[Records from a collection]
───

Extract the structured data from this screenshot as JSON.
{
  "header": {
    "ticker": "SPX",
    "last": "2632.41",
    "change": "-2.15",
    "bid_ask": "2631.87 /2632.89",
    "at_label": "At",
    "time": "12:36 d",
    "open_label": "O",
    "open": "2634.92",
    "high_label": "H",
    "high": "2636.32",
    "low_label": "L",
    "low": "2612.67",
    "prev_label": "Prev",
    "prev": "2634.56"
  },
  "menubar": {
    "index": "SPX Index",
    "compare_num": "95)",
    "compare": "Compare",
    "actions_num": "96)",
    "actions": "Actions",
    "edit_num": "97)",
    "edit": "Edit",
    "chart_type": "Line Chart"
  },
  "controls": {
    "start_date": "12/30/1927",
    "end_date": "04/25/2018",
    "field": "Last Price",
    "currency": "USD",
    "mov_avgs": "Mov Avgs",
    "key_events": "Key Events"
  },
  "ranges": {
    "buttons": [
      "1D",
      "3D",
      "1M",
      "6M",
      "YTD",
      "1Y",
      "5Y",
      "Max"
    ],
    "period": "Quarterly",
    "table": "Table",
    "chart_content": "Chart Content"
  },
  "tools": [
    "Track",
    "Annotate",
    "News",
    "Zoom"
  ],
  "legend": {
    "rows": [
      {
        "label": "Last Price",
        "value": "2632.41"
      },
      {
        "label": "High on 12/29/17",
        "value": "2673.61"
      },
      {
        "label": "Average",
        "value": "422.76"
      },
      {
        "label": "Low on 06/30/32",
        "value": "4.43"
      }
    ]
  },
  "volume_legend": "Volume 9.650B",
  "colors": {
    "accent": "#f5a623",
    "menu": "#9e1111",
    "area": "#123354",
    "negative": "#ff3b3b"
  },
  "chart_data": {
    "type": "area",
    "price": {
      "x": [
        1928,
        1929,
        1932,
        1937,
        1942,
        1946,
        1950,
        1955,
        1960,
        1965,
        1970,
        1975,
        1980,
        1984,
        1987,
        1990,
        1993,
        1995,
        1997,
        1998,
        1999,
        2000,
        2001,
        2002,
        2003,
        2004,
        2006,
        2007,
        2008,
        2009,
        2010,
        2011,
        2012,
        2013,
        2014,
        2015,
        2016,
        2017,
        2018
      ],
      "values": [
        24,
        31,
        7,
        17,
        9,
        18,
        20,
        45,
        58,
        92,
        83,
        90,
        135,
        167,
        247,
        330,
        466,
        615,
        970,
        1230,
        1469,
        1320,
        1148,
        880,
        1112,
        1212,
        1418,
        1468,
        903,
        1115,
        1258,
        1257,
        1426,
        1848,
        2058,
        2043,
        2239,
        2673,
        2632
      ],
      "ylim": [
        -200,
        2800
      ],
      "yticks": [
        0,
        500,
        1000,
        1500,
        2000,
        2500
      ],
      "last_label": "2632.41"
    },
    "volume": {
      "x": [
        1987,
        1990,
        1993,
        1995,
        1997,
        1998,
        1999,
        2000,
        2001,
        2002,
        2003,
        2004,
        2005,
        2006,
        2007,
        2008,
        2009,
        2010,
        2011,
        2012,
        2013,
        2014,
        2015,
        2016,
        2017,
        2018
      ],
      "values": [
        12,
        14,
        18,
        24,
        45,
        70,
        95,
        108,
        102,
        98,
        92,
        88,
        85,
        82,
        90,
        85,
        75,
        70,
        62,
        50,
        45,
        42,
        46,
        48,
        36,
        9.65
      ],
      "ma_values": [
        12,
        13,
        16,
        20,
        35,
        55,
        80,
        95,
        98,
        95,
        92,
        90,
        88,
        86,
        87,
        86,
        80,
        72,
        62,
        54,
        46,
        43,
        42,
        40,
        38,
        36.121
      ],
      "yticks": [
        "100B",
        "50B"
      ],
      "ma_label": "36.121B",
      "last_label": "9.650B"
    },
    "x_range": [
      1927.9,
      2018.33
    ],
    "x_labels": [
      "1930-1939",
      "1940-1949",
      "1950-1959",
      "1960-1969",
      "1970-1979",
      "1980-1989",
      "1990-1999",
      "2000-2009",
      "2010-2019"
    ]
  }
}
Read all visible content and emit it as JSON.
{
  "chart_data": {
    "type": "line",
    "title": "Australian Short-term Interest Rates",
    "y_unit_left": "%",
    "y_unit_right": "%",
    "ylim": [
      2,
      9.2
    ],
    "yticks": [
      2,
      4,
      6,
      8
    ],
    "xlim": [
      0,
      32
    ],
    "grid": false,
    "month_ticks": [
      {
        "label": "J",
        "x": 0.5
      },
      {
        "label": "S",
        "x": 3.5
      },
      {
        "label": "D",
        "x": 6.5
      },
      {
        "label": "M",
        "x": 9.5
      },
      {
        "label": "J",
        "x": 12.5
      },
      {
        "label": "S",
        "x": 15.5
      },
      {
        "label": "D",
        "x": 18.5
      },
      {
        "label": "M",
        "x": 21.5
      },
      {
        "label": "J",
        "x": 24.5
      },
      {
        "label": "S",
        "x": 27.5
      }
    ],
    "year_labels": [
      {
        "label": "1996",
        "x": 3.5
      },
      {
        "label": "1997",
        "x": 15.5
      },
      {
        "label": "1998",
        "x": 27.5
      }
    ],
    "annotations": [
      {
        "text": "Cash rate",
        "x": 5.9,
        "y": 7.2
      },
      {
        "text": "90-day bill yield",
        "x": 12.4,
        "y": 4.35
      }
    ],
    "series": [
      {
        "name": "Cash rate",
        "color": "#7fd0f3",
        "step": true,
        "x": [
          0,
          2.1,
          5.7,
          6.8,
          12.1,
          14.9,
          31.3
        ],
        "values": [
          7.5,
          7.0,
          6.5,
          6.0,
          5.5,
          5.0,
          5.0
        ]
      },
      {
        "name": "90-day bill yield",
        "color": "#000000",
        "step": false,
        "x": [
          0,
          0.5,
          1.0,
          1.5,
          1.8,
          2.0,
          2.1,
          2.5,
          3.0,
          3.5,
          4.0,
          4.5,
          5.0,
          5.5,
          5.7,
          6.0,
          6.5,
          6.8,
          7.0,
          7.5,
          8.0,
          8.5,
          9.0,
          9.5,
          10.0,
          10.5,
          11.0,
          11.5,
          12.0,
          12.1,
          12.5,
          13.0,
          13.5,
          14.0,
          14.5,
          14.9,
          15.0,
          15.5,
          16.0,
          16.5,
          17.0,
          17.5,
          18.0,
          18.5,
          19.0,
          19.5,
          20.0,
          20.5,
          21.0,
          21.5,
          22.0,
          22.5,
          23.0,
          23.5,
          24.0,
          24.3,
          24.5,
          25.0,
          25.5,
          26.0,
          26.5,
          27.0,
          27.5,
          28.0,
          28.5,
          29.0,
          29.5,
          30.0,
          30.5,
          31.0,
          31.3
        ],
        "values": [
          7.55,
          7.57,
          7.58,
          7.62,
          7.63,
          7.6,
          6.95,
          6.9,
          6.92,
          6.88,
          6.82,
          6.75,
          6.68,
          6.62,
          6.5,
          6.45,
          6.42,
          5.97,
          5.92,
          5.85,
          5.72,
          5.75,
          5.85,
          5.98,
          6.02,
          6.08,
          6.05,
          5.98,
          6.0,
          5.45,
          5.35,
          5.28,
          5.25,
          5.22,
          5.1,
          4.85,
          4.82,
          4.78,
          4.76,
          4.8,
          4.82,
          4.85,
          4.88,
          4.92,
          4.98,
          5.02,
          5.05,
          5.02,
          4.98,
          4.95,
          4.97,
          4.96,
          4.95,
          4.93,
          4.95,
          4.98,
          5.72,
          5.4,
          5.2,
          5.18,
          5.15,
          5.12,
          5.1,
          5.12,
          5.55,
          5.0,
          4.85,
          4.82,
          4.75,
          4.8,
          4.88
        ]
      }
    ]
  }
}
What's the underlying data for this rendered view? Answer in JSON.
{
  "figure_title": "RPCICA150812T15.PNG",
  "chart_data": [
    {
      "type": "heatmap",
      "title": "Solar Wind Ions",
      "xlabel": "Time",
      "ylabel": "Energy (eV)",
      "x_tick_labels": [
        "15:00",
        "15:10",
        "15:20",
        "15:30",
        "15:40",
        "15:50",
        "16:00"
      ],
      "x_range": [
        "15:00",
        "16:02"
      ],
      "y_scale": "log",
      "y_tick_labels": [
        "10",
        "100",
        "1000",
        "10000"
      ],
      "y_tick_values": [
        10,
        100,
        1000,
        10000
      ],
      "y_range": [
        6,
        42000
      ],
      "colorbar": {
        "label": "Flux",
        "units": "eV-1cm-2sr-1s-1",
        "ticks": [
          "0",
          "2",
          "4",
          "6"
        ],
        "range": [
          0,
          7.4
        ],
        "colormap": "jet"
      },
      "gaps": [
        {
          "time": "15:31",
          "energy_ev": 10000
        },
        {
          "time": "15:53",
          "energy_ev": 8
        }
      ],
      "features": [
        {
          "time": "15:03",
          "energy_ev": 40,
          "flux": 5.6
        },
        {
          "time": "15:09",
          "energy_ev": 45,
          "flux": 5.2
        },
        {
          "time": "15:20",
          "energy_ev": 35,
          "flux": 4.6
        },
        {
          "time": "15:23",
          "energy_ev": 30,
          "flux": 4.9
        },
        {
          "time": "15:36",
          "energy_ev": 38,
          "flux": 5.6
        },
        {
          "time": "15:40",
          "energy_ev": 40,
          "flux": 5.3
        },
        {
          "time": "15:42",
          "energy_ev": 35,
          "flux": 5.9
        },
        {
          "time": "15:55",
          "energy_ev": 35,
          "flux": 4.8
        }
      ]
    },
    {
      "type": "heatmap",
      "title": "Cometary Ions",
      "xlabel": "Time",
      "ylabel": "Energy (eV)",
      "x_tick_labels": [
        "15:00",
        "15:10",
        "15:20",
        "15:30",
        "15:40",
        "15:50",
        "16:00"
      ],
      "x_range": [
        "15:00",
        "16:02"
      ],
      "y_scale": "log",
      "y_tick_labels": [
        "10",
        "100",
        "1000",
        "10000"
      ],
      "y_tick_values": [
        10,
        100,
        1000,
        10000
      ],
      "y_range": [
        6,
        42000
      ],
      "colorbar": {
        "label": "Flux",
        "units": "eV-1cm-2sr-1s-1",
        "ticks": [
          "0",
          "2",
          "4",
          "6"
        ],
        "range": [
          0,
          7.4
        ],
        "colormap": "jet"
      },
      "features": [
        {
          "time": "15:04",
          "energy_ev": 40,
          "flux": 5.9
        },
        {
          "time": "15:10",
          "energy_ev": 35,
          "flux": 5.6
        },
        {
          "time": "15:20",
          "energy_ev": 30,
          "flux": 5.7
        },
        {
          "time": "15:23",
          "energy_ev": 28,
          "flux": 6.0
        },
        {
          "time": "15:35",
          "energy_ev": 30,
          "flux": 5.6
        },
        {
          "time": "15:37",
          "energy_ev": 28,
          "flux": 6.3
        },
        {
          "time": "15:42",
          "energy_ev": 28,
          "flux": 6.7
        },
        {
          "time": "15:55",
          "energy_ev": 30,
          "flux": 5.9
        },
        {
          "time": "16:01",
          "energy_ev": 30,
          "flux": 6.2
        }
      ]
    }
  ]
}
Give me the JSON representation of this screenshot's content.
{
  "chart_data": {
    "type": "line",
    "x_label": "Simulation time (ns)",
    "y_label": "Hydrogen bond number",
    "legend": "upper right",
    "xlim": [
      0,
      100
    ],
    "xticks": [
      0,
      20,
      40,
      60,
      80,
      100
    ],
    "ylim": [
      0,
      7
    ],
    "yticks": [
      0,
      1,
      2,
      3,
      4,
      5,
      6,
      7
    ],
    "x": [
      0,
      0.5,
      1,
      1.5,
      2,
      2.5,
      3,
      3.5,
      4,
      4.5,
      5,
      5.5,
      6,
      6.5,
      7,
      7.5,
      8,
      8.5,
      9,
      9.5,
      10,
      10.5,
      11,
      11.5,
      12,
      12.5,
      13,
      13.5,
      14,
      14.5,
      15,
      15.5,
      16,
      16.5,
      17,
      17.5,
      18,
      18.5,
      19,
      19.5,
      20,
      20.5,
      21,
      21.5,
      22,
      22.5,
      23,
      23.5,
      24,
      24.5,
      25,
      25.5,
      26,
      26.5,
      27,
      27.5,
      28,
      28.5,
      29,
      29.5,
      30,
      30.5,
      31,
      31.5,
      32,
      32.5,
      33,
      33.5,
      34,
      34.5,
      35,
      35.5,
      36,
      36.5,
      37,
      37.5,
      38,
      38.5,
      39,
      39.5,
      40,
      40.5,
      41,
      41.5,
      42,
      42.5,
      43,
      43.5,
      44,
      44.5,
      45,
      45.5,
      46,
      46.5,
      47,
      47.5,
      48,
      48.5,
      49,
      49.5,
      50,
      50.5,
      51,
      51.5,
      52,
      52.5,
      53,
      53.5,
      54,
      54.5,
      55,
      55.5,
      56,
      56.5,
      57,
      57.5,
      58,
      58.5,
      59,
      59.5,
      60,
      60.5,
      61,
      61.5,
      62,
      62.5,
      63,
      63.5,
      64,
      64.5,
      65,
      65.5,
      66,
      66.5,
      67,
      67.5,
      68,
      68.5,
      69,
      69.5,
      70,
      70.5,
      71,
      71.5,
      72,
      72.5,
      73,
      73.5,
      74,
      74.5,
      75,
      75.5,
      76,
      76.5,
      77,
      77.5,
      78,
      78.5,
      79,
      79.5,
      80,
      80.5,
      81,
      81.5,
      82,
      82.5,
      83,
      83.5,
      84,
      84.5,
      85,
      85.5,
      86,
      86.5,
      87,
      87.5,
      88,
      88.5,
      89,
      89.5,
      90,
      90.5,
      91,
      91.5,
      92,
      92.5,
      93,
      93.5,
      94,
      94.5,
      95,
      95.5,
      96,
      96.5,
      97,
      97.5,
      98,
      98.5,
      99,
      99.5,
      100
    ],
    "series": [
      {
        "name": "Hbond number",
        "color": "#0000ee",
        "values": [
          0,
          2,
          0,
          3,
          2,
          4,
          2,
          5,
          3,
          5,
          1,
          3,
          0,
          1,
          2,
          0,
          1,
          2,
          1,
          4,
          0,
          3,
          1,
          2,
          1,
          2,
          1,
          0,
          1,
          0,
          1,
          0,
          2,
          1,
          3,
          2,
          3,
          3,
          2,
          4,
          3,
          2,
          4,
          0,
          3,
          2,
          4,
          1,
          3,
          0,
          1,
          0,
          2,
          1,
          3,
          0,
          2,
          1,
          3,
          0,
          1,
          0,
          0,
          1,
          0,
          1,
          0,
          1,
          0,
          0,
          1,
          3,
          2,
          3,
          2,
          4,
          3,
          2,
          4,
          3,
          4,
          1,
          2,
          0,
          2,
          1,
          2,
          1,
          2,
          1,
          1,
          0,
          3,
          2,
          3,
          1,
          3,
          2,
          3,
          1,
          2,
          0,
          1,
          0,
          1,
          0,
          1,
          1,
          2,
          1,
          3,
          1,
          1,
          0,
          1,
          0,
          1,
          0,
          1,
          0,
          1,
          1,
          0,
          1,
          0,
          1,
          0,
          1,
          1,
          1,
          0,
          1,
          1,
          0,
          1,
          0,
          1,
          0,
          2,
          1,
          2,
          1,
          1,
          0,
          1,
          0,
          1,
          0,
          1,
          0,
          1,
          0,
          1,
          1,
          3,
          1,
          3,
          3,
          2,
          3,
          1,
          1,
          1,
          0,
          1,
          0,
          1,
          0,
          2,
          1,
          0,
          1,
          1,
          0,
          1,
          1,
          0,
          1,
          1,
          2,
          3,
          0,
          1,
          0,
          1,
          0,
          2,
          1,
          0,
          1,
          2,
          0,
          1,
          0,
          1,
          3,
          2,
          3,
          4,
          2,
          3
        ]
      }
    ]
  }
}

───

■ Task brief:
Show every line of the records above that contains the word "name".

■ Answer to the task:
        "name": "Cash rate",
        "name": "90-day bill yield",
        "name": "Hbond number",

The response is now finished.